What you have to do. Set all the material down again unchanged, without the pictures.

(Data items)
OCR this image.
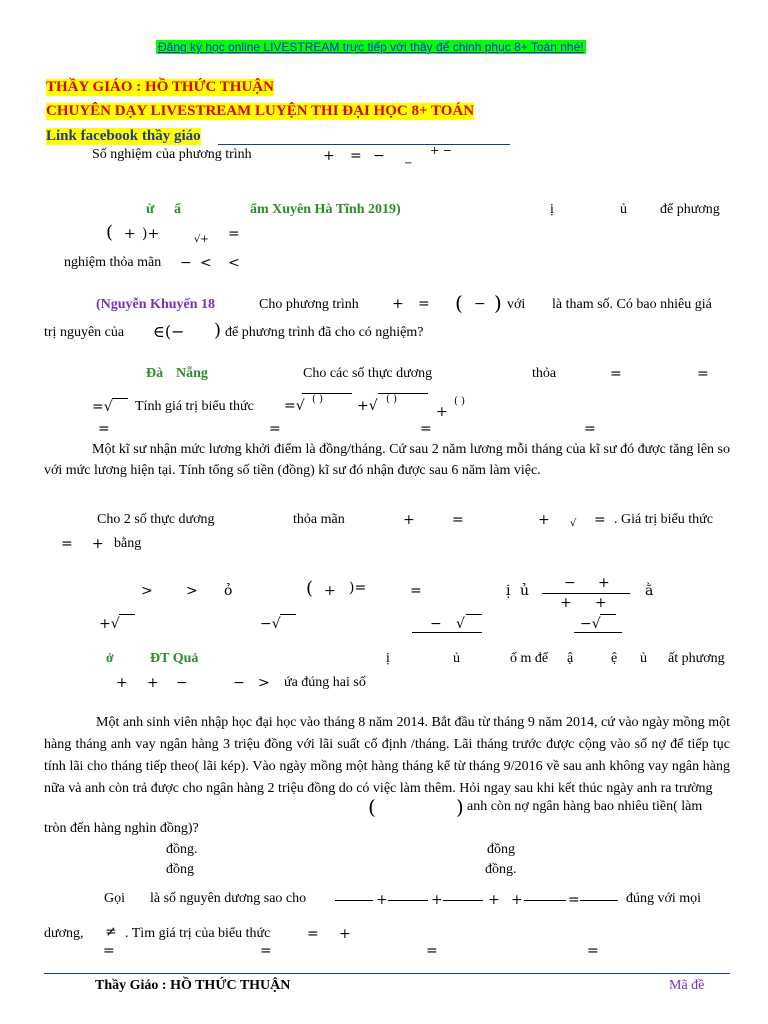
Đăng ký học online LIVESTREAM trực tiếp với thầy để chinh phục 8+ Toán nhé!
THẦY GIÁO : HỒ THỨC THUẬN
CHUYÊN DẠY LIVESTREAM LUYỆN THI ĐẠI HỌC 8+ TOÁN
Link facebook thầy giáo
Số nghiệm của phương trình	+ = − −
+ −
ừ ẩ	ẩm Xuyên Hà Tĩnh 2019)	ị	ủ để phương
( + )+	√+ =
nghiệm thỏa mãn − < <
(Nguyễn Khuyến 18	Cho phương trình + = ( − ) với là tham số. Có bao nhiêu giá
trị nguyên của ∈(− ) để phương trình đã cho có nghiệm?
Đà Nẵng	Cho các số thực dương	thỏa	=	=
=√ Tính giá trị biểu thức =√ ( ) +√ ( )
+
( )
=	=	=	=
Một kĩ sư nhận mức lương khởi điểm là đồng/tháng. Cứ sau 2 năm lương mỗi tháng của kĩ sư đó được tăng lên so với mức lương hiện tại. Tính tổng số tiền (đồng) kĩ sư đó nhận được sau 6 năm làm việc.
Cho 2 số thực dương	thỏa mãn	+	=	+ √ = . Giá trị biểu thức
= + bằng
> > ỏ	( + )=	=	ị ủ − +
+ +
ằ
+√	−√	− √	−√
ở	ĐT Quả	ị	ủ	ố m để ậ	ệ ủ ất phương
+ + −	− > ứa đúng hai số
Một anh sinh viên nhập học đại học vào tháng 8 năm 2014. Bắt đầu từ tháng 9 năm 2014, cứ vào ngày mồng một hàng tháng anh vay ngân hàng 3 triệu đồng với lãi suất cố định /tháng. Lãi tháng trước được cộng vào số nợ để tiếp tục tính lãi cho tháng tiếp theo( lãi kép). Vào ngày mồng một hàng tháng kể từ tháng 9/2016 về sau anh không vay ngân hàng nữa và anh còn trả được cho ngân hàng 2 triệu đồng do có việc làm thêm. Hỏi ngay sau khi kết thúc ngày anh ra trường
(	) anh còn nợ ngân hàng bao nhiêu tiền( làm
tròn đến hàng nghìn đồng)?
đồng.	đồng
đồng	đồng.
Gọi là số nguyên dương sao cho	+	+	+ +	=	đúng với mọi
dương, ≠ . Tìm giá trị của biểu thức	= +
=	=	=	=
Thầy Giáo : HỒ THỨC THUẬN	Mã đề
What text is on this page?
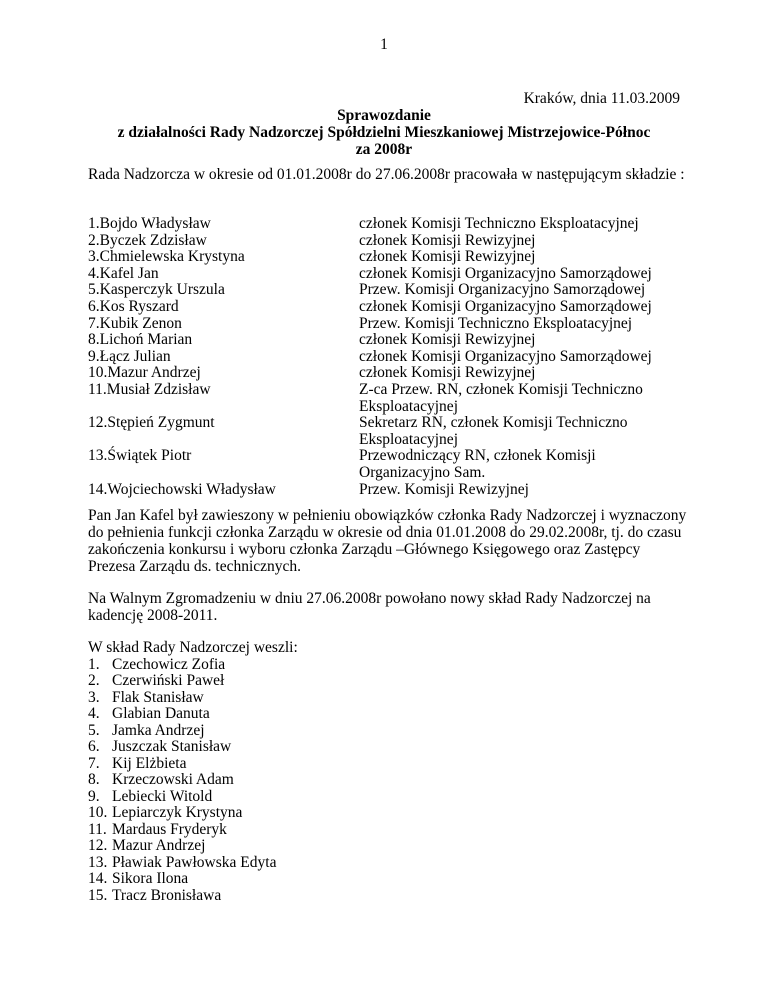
1
Kraków, dnia 11.03.2009
Sprawozdanie
z działalności Rady Nadzorczej Spółdzielni Mieszkaniowej Mistrzejowice-Północ
za 2008r
Rada Nadzorcza w okresie od 01.01.2008r do 27.06.2008r pracowała w następującym składzie :
1.Bojdo Władysław	członek Komisji Techniczno Eksploatacyjnej
2.Byczek Zdzisław	członek Komisji Rewizyjnej
3.Chmielewska Krystyna	członek Komisji Rewizyjnej
4.Kafel Jan	członek Komisji Organizacyjno Samorządowej
5.Kasperczyk Urszula	Przew. Komisji Organizacyjno Samorządowej
6.Kos Ryszard	członek Komisji Organizacyjno Samorządowej
7.Kubik Zenon	Przew. Komisji Techniczno Eksploatacyjnej
8.Lichoń Marian	członek Komisji Rewizyjnej
9.Łącz Julian	członek Komisji Organizacyjno Samorządowej
10.Mazur Andrzej	członek Komisji Rewizyjnej
11.Musiał Zdzisław	Z-ca Przew. RN, członek Komisji Techniczno Eksploatacyjnej
12.Stępień Zygmunt	Sekretarz RN, członek Komisji Techniczno Eksploatacyjnej
13.Świątek Piotr	Przewodniczący RN, członek Komisji Organizacyjno Sam.
14.Wojciechowski Władysław	Przew. Komisji Rewizyjnej
Pan Jan Kafel był zawieszony w pełnieniu obowiązków członka Rady Nadzorczej i wyznaczony do pełnienia funkcji członka Zarządu w okresie od dnia 01.01.2008 do 29.02.2008r, tj. do czasu zakończenia konkursu i wyboru członka Zarządu –Głównego Księgowego oraz Zastępcy Prezesa Zarządu ds. technicznych.
Na Walnym Zgromadzeniu w dniu 27.06.2008r powołano nowy skład Rady Nadzorczej na kadencję 2008-2011.
W skład Rady Nadzorczej weszli:
1. Czechowicz Zofia
2. Czerwiński Paweł
3. Flak Stanisław
4. Glabian Danuta
5. Jamka Andrzej
6. Juszczak Stanisław
7. Kij Elżbieta
8. Krzeczowski Adam
9. Lebiecki Witold
10. Lepiarczyk Krystyna
11. Mardaus Fryderyk
12. Mazur Andrzej
13. Pławiak Pawłowska Edyta
14. Sikora Ilona
15. Tracz Bronisława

Answer to this task.
OCR this image.
Đăng ký học online LIVESTREAM trực tiếp với thầy để chinh phục 8+ Toán nhé!
THẦY GIÁO : HỒ THỨC THUẬN
CHUYÊN DẠY LIVESTREAM LUYỆN THI ĐẠI HỌC 8+ TOÁN
Link facebook thầy giáo
Số nghiệm của phương trình	+ = − −
+ −
ừ ẩ	ẩm Xuyên Hà Tĩnh 2019)	ị	ủ để phương
( + )+	√+ =
nghiệm thỏa mãn − < <
(Nguyễn Khuyến 18	Cho phương trình + = ( − ) với là tham số. Có bao nhiêu giá
trị nguyên của ∈(− ) để phương trình đã cho có nghiệm?
Đà Nẵng	Cho các số thực dương	thỏa	=	=
=√ Tính giá trị biểu thức =√ ( ) +√ ( )
+
( )
=	=	=	=
Một kĩ sư nhận mức lương khởi điểm là đồng/tháng. Cứ sau 2 năm lương mỗi tháng của kĩ sư đó được tăng lên so với mức lương hiện tại. Tính tổng số tiền (đồng) kĩ sư đó nhận được sau 6 năm làm việc.
Cho 2 số thực dương	thỏa mãn	+	=	+ √ = . Giá trị biểu thức
= + bằng
> > ỏ	( + )=	=	ị ủ − +
+ +
ằ
+√	−√	− √	−√
ở	ĐT Quả	ị	ủ	ố m để ậ	ệ ủ ất phương
+ + −	− > ứa đúng hai số
Một anh sinh viên nhập học đại học vào tháng 8 năm 2014. Bắt đầu từ tháng 9 năm 2014, cứ vào ngày mồng một hàng tháng anh vay ngân hàng 3 triệu đồng với lãi suất cố định /tháng. Lãi tháng trước được cộng vào số nợ để tiếp tục tính lãi cho tháng tiếp theo( lãi kép). Vào ngày mồng một hàng tháng kể từ tháng 9/2016 về sau anh không vay ngân hàng nữa và anh còn trả được cho ngân hàng 2 triệu đồng do có việc làm thêm. Hỏi ngay sau khi kết thúc ngày anh ra trường
(	) anh còn nợ ngân hàng bao nhiêu tiền( làm
tròn đến hàng nghìn đồng)?
đồng.	đồng
đồng	đồng.
Gọi là số nguyên dương sao cho	+	+	+ +	=	đúng với mọi
dương, ≠ . Tìm giá trị của biểu thức	= +
=	=	=	=
Thầy Giáo : HỒ THỨC THUẬN	Mã đề
What text is on this page?
1
Kraków, dnia 11.03.2009
Sprawozdanie
z działalności Rady Nadzorczej Spółdzielni Mieszkaniowej Mistrzejowice-Północ
za 2008r
Rada Nadzorcza w okresie od 01.01.2008r do 27.06.2008r pracowała w następującym składzie :
1.Bojdo Władysław	członek Komisji Techniczno Eksploatacyjnej
2.Byczek Zdzisław	członek Komisji Rewizyjnej
3.Chmielewska Krystyna	członek Komisji Rewizyjnej
4.Kafel Jan	członek Komisji Organizacyjno Samorządowej
5.Kasperczyk Urszula	Przew. Komisji Organizacyjno Samorządowej
6.Kos Ryszard	członek Komisji Organizacyjno Samorządowej
7.Kubik Zenon	Przew. Komisji Techniczno Eksploatacyjnej
8.Lichoń Marian	członek Komisji Rewizyjnej
9.Łącz Julian	członek Komisji Organizacyjno Samorządowej
10.Mazur Andrzej	członek Komisji Rewizyjnej
11.Musiał Zdzisław	Z-ca Przew. RN, członek Komisji Techniczno Eksploatacyjnej
12.Stępień Zygmunt	Sekretarz RN, członek Komisji Techniczno Eksploatacyjnej
13.Świątek Piotr	Przewodniczący RN, członek Komisji Organizacyjno Sam.
14.Wojciechowski Władysław	Przew. Komisji Rewizyjnej
Pan Jan Kafel był zawieszony w pełnieniu obowiązków członka Rady Nadzorczej i wyznaczony do pełnienia funkcji członka Zarządu w okresie od dnia 01.01.2008 do 29.02.2008r, tj. do czasu zakończenia konkursu i wyboru członka Zarządu –Głównego Księgowego oraz Zastępcy Prezesa Zarządu ds. technicznych.
Na Walnym Zgromadzeniu w dniu 27.06.2008r powołano nowy skład Rady Nadzorczej na kadencję 2008-2011.
W skład Rady Nadzorczej weszli:
1. Czechowicz Zofia
2. Czerwiński Paweł
3. Flak Stanisław
4. Glabian Danuta
5. Jamka Andrzej
6. Juszczak Stanisław
7. Kij Elżbieta
8. Krzeczowski Adam
9. Lebiecki Witold
10. Lepiarczyk Krystyna
11. Mardaus Fryderyk
12. Mazur Andrzej
13. Pławiak Pawłowska Edyta
14. Sikora Ilona
15. Tracz Bronisława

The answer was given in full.